___ Data to use ___

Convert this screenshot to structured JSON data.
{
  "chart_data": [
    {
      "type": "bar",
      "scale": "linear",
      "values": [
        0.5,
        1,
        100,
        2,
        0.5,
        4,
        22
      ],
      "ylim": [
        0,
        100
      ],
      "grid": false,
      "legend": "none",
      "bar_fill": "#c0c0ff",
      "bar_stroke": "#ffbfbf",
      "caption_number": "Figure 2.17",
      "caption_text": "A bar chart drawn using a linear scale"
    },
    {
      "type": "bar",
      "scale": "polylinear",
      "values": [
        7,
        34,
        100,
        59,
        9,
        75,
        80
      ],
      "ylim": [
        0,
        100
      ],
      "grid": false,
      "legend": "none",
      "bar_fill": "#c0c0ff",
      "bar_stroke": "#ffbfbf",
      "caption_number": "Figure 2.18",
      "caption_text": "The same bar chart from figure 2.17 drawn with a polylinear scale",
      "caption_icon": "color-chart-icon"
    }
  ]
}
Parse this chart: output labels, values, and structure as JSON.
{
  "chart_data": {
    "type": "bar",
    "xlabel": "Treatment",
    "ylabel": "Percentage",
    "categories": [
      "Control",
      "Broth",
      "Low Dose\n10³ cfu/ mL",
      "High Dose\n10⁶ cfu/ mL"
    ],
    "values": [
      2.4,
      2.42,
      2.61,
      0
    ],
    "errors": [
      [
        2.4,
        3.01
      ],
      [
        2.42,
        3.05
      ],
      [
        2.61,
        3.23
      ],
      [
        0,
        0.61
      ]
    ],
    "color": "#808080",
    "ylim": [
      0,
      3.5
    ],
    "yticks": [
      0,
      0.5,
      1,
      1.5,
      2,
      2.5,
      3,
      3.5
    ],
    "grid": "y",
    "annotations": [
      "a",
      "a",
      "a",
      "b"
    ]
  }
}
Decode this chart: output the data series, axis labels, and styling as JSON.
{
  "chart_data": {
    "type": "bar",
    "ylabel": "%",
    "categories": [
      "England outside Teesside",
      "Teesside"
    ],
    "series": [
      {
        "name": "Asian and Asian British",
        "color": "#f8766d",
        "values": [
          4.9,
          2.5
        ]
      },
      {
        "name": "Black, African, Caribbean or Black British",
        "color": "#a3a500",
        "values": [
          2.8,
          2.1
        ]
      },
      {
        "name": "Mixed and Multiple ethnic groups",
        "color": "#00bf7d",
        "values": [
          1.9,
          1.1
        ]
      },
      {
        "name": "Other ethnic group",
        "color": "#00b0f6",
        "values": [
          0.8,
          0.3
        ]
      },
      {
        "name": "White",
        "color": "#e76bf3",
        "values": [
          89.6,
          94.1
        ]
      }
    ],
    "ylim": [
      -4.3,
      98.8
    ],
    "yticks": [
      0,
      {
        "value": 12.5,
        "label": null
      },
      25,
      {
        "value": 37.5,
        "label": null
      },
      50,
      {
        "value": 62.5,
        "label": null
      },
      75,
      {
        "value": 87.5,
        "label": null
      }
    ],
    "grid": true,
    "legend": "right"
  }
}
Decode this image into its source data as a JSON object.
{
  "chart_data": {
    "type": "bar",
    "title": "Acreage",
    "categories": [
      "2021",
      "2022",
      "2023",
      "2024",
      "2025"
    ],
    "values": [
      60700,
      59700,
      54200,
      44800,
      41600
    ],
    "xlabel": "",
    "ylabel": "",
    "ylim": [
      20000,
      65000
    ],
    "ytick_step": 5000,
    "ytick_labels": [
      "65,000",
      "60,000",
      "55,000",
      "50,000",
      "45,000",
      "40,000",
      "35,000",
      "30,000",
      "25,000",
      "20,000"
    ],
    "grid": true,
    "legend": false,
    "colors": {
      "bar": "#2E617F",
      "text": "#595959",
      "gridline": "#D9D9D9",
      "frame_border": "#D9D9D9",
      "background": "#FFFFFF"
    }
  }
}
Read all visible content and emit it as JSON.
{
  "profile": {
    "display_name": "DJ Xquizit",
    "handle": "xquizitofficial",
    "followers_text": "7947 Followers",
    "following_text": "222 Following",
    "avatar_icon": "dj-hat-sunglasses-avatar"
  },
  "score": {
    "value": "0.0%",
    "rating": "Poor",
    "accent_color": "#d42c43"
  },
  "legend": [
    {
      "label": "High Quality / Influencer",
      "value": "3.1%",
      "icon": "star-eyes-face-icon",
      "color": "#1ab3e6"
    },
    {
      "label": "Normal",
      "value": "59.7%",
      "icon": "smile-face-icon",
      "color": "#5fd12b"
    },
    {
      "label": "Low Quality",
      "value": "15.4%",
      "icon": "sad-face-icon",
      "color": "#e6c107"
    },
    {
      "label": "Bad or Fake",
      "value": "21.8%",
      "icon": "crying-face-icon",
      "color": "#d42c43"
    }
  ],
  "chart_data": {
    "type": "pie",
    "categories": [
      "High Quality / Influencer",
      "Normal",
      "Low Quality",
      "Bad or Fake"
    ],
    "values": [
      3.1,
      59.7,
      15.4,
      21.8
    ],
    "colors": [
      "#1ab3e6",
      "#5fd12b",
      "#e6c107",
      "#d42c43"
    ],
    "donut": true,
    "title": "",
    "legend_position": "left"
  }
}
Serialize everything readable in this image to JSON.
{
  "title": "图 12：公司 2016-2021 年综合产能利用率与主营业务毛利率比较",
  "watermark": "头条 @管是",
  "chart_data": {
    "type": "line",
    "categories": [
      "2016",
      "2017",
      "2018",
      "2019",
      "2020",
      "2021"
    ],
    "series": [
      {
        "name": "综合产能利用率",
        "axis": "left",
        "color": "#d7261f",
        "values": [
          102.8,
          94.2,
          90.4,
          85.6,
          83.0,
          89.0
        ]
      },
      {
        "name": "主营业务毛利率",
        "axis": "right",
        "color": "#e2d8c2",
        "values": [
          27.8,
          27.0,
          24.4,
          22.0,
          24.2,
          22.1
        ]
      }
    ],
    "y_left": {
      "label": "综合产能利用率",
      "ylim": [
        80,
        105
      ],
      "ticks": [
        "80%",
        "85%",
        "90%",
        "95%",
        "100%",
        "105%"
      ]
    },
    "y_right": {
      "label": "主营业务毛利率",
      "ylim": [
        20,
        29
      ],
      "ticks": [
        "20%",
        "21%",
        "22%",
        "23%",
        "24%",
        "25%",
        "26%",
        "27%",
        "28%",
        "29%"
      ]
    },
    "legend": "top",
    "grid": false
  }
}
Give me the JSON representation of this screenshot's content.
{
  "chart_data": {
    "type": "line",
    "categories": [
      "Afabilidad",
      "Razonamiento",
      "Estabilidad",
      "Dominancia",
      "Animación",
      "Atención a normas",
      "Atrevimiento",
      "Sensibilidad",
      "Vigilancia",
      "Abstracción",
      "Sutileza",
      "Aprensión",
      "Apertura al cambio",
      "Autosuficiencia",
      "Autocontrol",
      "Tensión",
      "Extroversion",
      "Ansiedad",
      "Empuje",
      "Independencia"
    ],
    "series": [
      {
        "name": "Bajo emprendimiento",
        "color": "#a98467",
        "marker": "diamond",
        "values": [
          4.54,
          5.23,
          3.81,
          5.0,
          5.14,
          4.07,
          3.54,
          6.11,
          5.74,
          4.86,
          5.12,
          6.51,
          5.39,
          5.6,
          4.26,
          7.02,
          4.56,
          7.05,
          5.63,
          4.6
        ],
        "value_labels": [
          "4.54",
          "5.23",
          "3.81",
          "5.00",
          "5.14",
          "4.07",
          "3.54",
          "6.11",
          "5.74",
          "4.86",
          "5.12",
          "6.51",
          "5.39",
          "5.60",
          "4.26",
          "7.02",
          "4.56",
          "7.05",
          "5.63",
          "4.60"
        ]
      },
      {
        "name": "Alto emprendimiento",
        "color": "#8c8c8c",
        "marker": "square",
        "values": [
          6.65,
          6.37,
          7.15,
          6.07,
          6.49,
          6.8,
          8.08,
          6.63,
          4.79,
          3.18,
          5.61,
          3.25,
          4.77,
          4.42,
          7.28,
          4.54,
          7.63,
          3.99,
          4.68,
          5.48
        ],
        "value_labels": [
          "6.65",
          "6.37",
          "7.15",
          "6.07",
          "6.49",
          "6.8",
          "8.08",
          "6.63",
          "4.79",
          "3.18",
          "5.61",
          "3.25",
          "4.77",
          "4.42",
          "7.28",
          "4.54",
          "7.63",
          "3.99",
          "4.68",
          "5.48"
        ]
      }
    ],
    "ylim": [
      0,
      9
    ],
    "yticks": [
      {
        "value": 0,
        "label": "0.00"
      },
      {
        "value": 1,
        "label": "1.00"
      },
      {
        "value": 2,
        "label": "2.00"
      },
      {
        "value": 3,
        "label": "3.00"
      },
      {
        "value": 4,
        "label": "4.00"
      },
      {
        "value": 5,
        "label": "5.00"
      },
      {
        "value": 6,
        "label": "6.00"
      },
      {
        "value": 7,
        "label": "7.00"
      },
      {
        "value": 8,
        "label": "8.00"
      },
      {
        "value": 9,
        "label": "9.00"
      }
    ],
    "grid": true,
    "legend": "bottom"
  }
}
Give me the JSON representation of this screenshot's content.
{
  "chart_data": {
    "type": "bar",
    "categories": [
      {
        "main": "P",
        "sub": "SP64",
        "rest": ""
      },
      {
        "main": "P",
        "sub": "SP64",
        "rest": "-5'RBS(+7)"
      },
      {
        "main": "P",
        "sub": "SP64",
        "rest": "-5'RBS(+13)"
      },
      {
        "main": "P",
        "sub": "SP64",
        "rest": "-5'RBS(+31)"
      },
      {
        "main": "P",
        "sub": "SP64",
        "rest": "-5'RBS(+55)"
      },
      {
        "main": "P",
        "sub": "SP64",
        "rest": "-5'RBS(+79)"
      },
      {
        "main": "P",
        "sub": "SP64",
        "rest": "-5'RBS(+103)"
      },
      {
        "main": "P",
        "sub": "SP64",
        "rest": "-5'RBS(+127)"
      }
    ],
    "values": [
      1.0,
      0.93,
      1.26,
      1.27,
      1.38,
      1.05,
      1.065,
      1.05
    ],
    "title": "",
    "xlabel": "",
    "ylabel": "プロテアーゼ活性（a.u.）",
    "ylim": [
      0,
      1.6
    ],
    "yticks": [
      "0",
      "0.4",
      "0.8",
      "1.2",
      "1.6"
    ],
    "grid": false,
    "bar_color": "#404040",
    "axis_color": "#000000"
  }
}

___

** Exercise prompt **
Looking at the entries above, how many lines contain the word "drawn"? Answer with the number alone.

** Written answer **
2